— START OF TASK INPUT —
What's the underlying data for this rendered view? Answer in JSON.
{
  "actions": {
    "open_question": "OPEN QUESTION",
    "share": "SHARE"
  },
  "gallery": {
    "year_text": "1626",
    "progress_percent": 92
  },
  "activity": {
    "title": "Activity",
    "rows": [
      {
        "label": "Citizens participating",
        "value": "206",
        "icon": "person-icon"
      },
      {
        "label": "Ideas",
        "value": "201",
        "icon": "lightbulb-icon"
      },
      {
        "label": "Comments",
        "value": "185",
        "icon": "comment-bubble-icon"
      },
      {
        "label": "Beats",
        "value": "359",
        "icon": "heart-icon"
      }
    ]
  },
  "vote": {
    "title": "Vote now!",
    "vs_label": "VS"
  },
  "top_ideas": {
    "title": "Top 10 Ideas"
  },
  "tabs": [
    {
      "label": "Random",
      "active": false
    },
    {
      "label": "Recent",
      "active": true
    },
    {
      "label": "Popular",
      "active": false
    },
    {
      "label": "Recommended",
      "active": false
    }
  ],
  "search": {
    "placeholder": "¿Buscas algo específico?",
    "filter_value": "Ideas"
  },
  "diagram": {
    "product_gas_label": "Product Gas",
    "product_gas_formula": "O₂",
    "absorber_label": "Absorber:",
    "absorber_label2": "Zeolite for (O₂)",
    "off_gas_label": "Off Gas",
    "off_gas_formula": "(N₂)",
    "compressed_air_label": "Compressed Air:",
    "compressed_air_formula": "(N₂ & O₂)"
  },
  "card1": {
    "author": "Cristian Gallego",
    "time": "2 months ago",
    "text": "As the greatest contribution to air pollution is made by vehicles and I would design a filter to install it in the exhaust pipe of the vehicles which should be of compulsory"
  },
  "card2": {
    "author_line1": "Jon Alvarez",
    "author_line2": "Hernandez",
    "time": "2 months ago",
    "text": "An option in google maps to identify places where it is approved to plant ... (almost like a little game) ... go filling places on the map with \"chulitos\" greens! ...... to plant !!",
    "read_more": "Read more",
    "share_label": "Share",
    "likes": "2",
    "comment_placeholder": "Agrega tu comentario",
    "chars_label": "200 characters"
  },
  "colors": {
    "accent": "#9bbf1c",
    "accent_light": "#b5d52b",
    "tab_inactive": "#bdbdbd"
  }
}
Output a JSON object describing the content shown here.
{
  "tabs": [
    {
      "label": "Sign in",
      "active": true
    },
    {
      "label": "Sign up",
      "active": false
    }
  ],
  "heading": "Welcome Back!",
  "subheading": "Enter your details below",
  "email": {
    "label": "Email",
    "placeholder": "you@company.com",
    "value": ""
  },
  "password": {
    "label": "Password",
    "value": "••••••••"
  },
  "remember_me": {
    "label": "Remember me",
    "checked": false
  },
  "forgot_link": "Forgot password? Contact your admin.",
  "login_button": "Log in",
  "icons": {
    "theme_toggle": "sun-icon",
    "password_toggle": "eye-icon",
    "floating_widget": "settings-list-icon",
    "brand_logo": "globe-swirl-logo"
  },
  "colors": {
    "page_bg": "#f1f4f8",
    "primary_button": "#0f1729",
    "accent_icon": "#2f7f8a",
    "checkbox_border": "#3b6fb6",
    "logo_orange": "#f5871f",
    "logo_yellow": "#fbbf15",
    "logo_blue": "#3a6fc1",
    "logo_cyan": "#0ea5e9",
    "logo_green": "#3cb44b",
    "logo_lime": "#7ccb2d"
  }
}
— END OF TASK INPUT —
DIRECTIVE: Exactly reproduce all of the entries.

SOLUTION:
What's the underlying data for this rendered view? Answer in JSON.
{
  "actions": {
    "open_question": "OPEN QUESTION",
    "share": "SHARE"
  },
  "gallery": {
    "year_text": "1626",
    "progress_percent": 92
  },
  "activity": {
    "title": "Activity",
    "rows": [
      {
        "label": "Citizens participating",
        "value": "206",
        "icon": "person-icon"
      },
      {
        "label": "Ideas",
        "value": "201",
        "icon": "lightbulb-icon"
      },
      {
        "label": "Comments",
        "value": "185",
        "icon": "comment-bubble-icon"
      },
      {
        "label": "Beats",
        "value": "359",
        "icon": "heart-icon"
      }
    ]
  },
  "vote": {
    "title": "Vote now!",
    "vs_label": "VS"
  },
  "top_ideas": {
    "title": "Top 10 Ideas"
  },
  "tabs": [
    {
      "label": "Random",
      "active": false
    },
    {
      "label": "Recent",
      "active": true
    },
    {
      "label": "Popular",
      "active": false
    },
    {
      "label": "Recommended",
      "active": false
    }
  ],
  "search": {
    "placeholder": "¿Buscas algo específico?",
    "filter_value": "Ideas"
  },
  "diagram": {
    "product_gas_label": "Product Gas",
    "product_gas_formula": "O₂",
    "absorber_label": "Absorber:",
    "absorber_label2": "Zeolite for (O₂)",
    "off_gas_label": "Off Gas",
    "off_gas_formula": "(N₂)",
    "compressed_air_label": "Compressed Air:",
    "compressed_air_formula": "(N₂ & O₂)"
  },
  "card1": {
    "author": "Cristian Gallego",
    "time": "2 months ago",
    "text": "As the greatest contribution to air pollution is made by vehicles and I would design a filter to install it in the exhaust pipe of the vehicles which should be of compulsory"
  },
  "card2": {
    "author_line1": "Jon Alvarez",
    "author_line2": "Hernandez",
    "time": "2 months ago",
    "text": "An option in google maps to identify places where it is approved to plant ... (almost like a little game) ... go filling places on the map with \"chulitos\" greens! ...... to plant !!",
    "read_more": "Read more",
    "share_label": "Share",
    "likes": "2",
    "comment_placeholder": "Agrega tu comentario",
    "chars_label": "200 characters"
  },
  "colors": {
    "accent": "#9bbf1c",
    "accent_light": "#b5d52b",
    "tab_inactive": "#bdbdbd"
  }
}
Output a JSON object describing the content shown here.
{
  "tabs": [
    {
      "label": "Sign in",
      "active": true
    },
    {
      "label": "Sign up",
      "active": false
    }
  ],
  "heading": "Welcome Back!",
  "subheading": "Enter your details below",
  "email": {
    "label": "Email",
    "placeholder": "you@company.com",
    "value": ""
  },
  "password": {
    "label": "Password",
    "value": "••••••••"
  },
  "remember_me": {
    "label": "Remember me",
    "checked": false
  },
  "forgot_link": "Forgot password? Contact your admin.",
  "login_button": "Log in",
  "icons": {
    "theme_toggle": "sun-icon",
    "password_toggle": "eye-icon",
    "floating_widget": "settings-list-icon",
    "brand_logo": "globe-swirl-logo"
  },
  "colors": {
    "page_bg": "#f1f4f8",
    "primary_button": "#0f1729",
    "accent_icon": "#2f7f8a",
    "checkbox_border": "#3b6fb6",
    "logo_orange": "#f5871f",
    "logo_yellow": "#fbbf15",
    "logo_blue": "#3a6fc1",
    "logo_cyan": "#0ea5e9",
    "logo_green": "#3cb44b",
    "logo_lime": "#7ccb2d"
  }
}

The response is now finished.